§ **DATASET ROWS**
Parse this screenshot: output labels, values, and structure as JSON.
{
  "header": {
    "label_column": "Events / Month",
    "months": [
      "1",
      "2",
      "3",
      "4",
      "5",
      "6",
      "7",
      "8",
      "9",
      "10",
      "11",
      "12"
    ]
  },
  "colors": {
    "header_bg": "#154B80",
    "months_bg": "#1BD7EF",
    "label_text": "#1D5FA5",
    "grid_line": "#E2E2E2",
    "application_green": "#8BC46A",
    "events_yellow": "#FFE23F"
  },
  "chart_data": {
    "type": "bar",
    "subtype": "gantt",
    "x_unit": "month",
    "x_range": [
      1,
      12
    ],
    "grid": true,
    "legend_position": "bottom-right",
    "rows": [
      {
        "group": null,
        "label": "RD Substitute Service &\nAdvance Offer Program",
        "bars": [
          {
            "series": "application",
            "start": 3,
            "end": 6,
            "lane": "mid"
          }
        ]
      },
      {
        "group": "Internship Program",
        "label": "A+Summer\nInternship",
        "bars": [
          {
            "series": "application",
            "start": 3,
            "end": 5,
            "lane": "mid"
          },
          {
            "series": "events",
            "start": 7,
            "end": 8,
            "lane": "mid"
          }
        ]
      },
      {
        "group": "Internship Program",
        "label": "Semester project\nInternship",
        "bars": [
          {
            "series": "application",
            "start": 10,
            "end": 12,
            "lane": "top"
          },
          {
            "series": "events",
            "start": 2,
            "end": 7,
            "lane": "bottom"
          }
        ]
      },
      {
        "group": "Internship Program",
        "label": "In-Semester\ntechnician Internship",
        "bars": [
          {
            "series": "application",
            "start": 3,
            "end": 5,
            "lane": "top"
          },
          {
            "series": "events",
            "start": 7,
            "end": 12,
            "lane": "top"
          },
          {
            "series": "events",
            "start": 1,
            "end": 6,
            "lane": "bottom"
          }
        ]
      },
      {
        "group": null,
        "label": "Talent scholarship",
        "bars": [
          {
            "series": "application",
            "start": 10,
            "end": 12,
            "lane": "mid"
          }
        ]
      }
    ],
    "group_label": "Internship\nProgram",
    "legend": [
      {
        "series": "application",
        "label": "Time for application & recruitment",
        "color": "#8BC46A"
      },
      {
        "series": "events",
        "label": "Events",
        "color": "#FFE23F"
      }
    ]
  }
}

§ **WORK INSTRUCTIONS**
Copy out the whole listing exactly as written.

§ **FULL OUTPUT**
Parse this screenshot: output labels, values, and structure as JSON.
{
  "header": {
    "label_column": "Events / Month",
    "months": [
      "1",
      "2",
      "3",
      "4",
      "5",
      "6",
      "7",
      "8",
      "9",
      "10",
      "11",
      "12"
    ]
  },
  "colors": {
    "header_bg": "#154B80",
    "months_bg": "#1BD7EF",
    "label_text": "#1D5FA5",
    "grid_line": "#E2E2E2",
    "application_green": "#8BC46A",
    "events_yellow": "#FFE23F"
  },
  "chart_data": {
    "type": "bar",
    "subtype": "gantt",
    "x_unit": "month",
    "x_range": [
      1,
      12
    ],
    "grid": true,
    "legend_position": "bottom-right",
    "rows": [
      {
        "group": null,
        "label": "RD Substitute Service &\nAdvance Offer Program",
        "bars": [
          {
            "series": "application",
            "start": 3,
            "end": 6,
            "lane": "mid"
          }
        ]
      },
      {
        "group": "Internship Program",
        "label": "A+Summer\nInternship",
        "bars": [
          {
            "series": "application",
            "start": 3,
            "end": 5,
            "lane": "mid"
          },
          {
            "series": "events",
            "start": 7,
            "end": 8,
            "lane": "mid"
          }
        ]
      },
      {
        "group": "Internship Program",
        "label": "Semester project\nInternship",
        "bars": [
          {
            "series": "application",
            "start": 10,
            "end": 12,
            "lane": "top"
          },
          {
            "series": "events",
            "start": 2,
            "end": 7,
            "lane": "bottom"
          }
        ]
      },
      {
        "group": "Internship Program",
        "label": "In-Semester\ntechnician Internship",
        "bars": [
          {
            "series": "application",
            "start": 3,
            "end": 5,
            "lane": "top"
          },
          {
            "series": "events",
            "start": 7,
            "end": 12,
            "lane": "top"
          },
          {
            "series": "events",
            "start": 1,
            "end": 6,
            "lane": "bottom"
          }
        ]
      },
      {
        "group": null,
        "label": "Talent scholarship",
        "bars": [
          {
            "series": "application",
            "start": 10,
            "end": 12,
            "lane": "mid"
          }
        ]
      }
    ],
    "group_label": "Internship\nProgram",
    "legend": [
      {
        "series": "application",
        "label": "Time for application & recruitment",
        "color": "#8BC46A"
      },
      {
        "series": "events",
        "label": "Events",
        "color": "#FFE23F"
      }
    ]
  }
}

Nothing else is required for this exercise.